* **AIM OF THE EXERCISE**:
Identify and copy every line of the records that contains the word "EXPONENTIAL", matching case exactly.

------ DATA TO USE

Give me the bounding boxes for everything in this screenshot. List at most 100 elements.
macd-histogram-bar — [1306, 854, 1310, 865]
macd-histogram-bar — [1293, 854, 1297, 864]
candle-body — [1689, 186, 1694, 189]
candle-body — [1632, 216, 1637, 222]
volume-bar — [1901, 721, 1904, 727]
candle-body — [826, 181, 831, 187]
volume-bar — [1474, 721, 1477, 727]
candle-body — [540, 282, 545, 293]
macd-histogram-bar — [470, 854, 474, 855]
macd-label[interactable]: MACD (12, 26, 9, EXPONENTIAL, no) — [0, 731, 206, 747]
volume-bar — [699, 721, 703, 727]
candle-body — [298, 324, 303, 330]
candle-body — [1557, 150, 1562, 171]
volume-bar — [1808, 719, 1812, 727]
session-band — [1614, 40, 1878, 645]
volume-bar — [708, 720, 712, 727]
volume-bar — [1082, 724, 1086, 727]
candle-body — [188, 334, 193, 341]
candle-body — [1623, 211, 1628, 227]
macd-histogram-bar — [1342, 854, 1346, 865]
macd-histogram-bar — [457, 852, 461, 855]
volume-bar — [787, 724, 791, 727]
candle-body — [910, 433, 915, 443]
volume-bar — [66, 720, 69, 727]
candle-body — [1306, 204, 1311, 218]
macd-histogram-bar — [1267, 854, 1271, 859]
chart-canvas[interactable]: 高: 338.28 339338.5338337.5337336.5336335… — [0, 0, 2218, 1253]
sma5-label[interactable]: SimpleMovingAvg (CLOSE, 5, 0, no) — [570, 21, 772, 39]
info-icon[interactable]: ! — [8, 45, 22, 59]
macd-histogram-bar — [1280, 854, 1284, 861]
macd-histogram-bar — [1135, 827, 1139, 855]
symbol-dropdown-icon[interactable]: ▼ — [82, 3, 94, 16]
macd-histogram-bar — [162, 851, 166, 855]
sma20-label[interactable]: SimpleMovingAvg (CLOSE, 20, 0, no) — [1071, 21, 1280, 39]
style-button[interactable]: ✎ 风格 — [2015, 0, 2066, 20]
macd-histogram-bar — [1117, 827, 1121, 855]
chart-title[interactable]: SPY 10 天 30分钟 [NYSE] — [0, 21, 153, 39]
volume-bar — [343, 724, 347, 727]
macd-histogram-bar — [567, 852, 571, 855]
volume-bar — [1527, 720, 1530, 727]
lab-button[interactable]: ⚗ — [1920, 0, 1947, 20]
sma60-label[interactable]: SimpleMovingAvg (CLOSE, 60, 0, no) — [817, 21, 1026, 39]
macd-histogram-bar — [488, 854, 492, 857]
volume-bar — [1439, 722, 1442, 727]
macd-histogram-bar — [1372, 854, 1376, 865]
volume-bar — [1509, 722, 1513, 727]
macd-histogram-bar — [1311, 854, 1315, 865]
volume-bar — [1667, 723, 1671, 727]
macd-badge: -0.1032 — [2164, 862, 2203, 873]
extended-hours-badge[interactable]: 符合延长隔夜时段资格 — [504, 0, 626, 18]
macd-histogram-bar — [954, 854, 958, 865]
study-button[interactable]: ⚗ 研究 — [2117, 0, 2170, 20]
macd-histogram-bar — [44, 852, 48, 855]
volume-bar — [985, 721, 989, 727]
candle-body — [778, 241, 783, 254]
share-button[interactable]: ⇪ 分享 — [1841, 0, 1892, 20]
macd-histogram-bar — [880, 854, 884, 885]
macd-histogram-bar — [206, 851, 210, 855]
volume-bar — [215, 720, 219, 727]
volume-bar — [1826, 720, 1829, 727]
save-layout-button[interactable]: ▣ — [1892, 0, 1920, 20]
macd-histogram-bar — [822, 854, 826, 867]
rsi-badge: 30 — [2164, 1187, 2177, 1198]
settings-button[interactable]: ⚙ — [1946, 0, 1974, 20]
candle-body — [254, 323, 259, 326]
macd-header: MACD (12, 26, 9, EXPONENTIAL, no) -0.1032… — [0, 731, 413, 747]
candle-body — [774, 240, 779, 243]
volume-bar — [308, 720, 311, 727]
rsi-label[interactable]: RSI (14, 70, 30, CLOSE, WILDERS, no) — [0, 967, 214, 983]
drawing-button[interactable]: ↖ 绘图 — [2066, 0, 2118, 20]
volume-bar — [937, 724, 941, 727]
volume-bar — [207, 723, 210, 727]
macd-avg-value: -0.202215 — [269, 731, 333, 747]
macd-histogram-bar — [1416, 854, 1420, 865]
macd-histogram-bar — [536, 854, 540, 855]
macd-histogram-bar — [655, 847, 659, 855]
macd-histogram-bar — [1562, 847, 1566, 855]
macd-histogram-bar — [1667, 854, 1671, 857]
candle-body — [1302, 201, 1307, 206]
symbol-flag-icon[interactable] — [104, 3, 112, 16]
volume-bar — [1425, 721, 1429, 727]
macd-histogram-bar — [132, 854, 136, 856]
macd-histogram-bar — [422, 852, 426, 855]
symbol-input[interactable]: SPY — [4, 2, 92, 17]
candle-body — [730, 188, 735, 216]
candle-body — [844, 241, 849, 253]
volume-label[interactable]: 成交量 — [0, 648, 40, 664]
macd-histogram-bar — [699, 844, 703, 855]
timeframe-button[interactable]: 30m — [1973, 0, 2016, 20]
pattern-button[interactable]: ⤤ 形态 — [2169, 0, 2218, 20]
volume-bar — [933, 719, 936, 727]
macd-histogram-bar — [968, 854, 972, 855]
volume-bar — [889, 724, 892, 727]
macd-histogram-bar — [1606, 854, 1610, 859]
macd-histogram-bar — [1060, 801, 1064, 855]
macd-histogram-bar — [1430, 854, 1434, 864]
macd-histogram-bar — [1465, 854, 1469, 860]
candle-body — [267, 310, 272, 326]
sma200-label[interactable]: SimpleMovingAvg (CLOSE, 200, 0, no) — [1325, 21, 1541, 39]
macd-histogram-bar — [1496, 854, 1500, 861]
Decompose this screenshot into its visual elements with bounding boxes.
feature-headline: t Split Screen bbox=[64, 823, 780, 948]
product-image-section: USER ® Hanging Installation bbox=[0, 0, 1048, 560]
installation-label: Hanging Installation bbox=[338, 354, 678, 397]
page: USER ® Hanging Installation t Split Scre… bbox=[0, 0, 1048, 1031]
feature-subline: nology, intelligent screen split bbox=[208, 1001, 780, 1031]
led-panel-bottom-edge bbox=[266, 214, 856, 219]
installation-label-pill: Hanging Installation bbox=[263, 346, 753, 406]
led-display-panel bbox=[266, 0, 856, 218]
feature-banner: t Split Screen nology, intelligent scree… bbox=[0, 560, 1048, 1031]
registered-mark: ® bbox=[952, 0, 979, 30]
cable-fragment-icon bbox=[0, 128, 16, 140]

------------

* **FULL RESPONSE**:
macd-label[interactable]: MACD (12, 26, 9, EXPONENTIAL, no) — [0, 731, 206, 747]
macd-header: MACD (12, 26, 9, EXPONENTIAL, no) -0.1032… — [0, 731, 413, 747]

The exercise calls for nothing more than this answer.